TASK DETAILS:
Retype the material in full, keeping every word the same.

· · · · ·

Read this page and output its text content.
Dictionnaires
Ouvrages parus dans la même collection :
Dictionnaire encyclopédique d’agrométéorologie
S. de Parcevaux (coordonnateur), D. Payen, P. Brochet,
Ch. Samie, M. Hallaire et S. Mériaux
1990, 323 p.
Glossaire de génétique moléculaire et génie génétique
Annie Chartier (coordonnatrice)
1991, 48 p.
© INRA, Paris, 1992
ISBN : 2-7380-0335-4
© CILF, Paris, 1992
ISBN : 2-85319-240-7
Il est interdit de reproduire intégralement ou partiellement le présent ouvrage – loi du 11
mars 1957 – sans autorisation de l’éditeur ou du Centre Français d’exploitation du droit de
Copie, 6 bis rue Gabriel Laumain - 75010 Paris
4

· · · · ·

CORRECT RESULT:
Read this page and output its text content.
Dictionnaires
Ouvrages parus dans la même collection :
Dictionnaire encyclopédique d’agrométéorologie
S. de Parcevaux (coordonnateur), D. Payen, P. Brochet,
Ch. Samie, M. Hallaire et S. Mériaux
1990, 323 p.
Glossaire de génétique moléculaire et génie génétique
Annie Chartier (coordonnatrice)
1991, 48 p.
© INRA, Paris, 1992
ISBN : 2-7380-0335-4
© CILF, Paris, 1992
ISBN : 2-85319-240-7
Il est interdit de reproduire intégralement ou partiellement le présent ouvrage – loi du 11
mars 1957 – sans autorisation de l’éditeur ou du Centre Français d’exploitation du droit de
Copie, 6 bis rue Gabriel Laumain - 75010 Paris
4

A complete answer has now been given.